▶ [MATERIAL]
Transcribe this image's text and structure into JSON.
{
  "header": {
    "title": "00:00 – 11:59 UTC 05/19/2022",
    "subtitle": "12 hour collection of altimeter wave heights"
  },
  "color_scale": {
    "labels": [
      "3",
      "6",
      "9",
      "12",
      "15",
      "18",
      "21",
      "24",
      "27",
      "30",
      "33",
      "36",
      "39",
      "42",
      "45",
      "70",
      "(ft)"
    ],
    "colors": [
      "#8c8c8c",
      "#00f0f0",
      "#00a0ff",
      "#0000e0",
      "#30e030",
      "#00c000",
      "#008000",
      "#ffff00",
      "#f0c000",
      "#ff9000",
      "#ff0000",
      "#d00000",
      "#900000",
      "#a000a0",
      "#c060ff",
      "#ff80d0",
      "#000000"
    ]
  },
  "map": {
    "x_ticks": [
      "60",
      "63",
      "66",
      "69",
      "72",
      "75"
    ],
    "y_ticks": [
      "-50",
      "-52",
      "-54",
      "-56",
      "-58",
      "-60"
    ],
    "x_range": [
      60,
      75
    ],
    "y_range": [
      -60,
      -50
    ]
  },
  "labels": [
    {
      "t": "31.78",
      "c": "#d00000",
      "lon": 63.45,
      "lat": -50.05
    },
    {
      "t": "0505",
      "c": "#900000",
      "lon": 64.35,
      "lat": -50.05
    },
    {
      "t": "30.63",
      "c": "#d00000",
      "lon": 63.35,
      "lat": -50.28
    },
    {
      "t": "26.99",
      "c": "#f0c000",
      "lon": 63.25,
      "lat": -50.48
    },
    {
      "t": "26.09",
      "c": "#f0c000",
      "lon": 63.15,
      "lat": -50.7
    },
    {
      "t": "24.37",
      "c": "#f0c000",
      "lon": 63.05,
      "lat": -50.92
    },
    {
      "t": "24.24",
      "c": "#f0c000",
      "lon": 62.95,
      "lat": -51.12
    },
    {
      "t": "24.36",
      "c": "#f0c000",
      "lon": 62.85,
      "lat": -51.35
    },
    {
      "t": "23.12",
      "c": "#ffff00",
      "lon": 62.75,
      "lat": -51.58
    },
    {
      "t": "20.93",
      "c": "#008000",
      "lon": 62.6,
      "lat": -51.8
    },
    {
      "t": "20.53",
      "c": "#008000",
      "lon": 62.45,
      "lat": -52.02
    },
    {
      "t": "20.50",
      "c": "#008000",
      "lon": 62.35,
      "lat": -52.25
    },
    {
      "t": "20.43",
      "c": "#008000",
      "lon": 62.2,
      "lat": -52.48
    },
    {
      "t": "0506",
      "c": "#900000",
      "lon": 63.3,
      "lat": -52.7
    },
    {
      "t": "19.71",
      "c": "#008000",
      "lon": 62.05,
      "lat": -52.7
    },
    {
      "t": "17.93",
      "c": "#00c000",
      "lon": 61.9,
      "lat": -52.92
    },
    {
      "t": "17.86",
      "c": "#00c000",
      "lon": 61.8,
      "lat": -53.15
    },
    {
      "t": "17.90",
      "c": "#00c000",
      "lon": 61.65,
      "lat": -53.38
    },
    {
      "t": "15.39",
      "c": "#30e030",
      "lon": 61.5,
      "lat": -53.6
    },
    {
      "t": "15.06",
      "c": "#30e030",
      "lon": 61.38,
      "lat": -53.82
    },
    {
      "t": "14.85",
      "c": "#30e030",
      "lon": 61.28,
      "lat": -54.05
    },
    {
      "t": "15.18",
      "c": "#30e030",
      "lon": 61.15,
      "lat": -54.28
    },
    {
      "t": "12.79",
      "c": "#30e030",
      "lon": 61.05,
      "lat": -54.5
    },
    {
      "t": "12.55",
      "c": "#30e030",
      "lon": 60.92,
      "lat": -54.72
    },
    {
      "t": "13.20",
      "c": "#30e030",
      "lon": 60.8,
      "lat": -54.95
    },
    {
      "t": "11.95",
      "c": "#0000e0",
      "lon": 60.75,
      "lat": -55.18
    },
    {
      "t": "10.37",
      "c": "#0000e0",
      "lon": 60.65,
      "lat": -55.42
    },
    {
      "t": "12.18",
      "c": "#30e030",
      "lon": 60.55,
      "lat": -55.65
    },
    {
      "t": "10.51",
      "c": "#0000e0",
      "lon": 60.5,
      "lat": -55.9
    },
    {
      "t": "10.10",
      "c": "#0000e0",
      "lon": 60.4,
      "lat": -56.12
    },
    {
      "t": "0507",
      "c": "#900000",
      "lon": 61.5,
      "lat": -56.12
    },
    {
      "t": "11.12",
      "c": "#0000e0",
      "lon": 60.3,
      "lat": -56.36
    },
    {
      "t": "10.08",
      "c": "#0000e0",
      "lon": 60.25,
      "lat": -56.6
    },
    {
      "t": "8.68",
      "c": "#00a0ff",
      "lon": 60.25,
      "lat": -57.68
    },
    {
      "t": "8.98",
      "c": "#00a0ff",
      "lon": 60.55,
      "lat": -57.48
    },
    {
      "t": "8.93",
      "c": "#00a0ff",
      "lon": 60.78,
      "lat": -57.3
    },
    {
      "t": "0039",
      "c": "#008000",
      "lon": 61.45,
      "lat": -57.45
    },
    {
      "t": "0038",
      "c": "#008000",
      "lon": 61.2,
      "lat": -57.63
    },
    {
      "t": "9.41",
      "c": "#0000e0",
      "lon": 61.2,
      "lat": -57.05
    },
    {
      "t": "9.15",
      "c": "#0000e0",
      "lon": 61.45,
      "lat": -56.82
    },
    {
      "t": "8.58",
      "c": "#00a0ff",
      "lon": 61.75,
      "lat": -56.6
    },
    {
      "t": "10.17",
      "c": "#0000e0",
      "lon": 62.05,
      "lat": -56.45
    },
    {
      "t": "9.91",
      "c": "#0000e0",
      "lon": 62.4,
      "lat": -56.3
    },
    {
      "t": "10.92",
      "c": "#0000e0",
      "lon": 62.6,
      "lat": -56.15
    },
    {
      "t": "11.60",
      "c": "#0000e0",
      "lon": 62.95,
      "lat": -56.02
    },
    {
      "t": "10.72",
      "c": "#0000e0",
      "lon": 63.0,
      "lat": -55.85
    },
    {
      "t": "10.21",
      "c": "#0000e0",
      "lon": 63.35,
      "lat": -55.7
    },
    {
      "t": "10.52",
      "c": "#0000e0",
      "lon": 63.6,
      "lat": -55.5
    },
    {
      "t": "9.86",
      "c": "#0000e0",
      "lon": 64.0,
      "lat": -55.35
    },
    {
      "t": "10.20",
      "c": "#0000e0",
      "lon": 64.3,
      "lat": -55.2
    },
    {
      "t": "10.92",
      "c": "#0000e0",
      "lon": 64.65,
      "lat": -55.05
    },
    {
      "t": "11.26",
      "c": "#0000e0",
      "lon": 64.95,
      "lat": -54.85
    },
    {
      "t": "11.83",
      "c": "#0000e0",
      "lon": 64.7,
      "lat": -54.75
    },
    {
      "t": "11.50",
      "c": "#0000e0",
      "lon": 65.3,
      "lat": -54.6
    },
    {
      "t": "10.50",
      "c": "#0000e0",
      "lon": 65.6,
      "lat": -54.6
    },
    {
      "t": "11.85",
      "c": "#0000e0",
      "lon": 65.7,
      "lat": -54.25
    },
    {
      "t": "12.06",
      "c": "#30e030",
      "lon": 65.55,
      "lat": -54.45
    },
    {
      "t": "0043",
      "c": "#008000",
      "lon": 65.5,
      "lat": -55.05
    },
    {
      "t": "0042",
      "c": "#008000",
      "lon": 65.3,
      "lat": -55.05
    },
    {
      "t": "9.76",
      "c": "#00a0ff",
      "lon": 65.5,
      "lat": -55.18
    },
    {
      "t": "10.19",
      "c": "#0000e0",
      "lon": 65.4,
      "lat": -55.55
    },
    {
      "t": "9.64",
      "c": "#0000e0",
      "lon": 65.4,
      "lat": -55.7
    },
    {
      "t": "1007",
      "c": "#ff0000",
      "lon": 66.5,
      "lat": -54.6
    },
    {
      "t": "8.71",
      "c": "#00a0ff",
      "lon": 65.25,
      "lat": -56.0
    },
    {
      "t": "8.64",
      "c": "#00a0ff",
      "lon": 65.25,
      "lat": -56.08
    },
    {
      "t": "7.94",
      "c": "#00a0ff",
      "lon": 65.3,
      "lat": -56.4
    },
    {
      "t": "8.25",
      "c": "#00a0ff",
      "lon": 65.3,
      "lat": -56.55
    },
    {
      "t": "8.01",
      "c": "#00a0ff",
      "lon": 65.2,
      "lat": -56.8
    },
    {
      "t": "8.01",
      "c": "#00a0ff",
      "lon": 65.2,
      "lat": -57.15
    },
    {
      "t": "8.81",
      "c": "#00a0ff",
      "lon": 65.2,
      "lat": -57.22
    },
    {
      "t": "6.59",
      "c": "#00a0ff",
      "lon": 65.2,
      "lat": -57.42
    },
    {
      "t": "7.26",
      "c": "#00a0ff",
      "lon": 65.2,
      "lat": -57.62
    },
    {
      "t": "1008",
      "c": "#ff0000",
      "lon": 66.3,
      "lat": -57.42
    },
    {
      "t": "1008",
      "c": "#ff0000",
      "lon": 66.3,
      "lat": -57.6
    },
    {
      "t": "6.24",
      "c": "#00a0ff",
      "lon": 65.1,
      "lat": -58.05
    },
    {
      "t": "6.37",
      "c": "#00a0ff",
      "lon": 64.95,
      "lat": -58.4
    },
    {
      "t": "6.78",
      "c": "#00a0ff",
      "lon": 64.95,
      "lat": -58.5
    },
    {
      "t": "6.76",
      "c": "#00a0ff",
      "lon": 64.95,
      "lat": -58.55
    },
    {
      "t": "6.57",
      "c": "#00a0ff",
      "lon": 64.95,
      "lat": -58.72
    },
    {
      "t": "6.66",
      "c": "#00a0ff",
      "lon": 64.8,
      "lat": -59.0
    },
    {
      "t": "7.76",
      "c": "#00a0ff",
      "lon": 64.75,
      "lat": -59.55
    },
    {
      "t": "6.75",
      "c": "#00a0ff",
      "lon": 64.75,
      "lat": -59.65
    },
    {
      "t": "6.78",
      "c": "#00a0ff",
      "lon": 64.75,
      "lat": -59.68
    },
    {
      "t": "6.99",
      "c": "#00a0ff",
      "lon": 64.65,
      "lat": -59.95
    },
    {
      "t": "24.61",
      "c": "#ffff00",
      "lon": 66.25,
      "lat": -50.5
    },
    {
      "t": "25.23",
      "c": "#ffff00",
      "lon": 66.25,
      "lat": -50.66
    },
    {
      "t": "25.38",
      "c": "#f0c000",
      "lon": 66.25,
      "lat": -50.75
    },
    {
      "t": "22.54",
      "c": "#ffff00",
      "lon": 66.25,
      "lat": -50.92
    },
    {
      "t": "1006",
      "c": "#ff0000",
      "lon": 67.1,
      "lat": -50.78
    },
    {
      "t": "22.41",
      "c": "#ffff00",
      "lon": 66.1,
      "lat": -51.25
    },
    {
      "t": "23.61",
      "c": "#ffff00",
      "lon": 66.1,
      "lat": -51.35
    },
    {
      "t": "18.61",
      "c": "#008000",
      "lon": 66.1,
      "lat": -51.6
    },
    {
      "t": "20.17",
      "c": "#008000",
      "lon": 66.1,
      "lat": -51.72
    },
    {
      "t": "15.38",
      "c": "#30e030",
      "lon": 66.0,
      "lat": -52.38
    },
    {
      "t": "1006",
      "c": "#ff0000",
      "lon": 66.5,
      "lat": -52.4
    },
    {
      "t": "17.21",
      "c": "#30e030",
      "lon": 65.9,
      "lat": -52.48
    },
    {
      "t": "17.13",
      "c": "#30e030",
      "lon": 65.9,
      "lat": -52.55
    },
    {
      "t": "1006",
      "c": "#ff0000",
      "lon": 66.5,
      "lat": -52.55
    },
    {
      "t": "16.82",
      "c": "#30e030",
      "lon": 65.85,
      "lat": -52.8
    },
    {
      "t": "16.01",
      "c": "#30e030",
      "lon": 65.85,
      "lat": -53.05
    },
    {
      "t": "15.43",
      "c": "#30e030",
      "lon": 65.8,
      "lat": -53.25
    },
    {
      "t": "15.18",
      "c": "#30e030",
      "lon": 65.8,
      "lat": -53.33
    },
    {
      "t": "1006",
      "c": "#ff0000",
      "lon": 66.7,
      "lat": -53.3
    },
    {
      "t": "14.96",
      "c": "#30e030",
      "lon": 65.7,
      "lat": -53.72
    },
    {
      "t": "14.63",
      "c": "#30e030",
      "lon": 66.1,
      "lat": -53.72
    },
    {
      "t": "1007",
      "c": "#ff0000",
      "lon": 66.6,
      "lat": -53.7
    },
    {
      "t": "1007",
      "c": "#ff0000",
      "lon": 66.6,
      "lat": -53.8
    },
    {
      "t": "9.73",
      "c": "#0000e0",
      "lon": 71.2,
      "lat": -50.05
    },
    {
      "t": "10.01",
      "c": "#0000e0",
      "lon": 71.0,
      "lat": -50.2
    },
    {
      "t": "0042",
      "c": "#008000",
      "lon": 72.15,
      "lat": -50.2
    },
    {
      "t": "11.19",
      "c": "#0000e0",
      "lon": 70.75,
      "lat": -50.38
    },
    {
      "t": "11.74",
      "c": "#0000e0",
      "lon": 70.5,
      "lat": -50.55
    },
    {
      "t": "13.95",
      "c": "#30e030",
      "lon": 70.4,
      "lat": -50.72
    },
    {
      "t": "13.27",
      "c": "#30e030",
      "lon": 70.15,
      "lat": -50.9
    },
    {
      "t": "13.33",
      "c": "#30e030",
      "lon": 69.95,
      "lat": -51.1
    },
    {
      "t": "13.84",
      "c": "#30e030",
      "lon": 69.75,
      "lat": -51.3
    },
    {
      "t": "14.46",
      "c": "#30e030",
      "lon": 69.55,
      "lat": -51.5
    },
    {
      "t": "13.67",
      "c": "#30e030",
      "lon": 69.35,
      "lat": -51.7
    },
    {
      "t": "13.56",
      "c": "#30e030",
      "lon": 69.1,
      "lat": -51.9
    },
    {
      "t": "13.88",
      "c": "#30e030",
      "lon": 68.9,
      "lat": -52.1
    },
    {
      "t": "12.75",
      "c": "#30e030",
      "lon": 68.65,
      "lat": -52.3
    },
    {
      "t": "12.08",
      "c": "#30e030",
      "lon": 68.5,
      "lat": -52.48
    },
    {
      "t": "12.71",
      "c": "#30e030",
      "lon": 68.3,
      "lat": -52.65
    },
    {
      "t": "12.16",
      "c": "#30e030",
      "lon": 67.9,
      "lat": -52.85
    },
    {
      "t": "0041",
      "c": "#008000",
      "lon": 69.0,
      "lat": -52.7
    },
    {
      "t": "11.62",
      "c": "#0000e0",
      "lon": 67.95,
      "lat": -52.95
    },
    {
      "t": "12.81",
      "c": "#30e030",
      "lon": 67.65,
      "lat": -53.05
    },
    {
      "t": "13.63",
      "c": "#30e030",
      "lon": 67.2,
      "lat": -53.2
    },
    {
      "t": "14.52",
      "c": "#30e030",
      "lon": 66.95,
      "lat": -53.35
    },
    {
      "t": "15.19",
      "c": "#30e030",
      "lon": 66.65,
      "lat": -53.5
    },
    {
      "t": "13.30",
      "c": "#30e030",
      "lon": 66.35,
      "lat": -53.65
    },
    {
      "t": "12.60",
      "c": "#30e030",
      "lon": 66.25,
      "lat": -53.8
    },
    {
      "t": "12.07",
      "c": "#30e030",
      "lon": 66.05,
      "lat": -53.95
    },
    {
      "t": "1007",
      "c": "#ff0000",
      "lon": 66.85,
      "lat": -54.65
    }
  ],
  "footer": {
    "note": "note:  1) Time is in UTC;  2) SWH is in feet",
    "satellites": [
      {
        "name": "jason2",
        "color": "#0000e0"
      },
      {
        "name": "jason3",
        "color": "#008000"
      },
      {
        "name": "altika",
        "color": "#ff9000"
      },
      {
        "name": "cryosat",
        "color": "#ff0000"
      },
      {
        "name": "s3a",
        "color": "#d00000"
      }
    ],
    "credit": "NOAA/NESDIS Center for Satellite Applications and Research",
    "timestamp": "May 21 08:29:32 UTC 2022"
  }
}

▶ [REQUIREMENTS] Extract every line containing the string "name" from the data above.

▶ [FINISHED EXERCISE]
        "name": "jason2",
        "name": "jason3",
        "name": "altika",
        "name": "cryosat",
        "name": "s3a",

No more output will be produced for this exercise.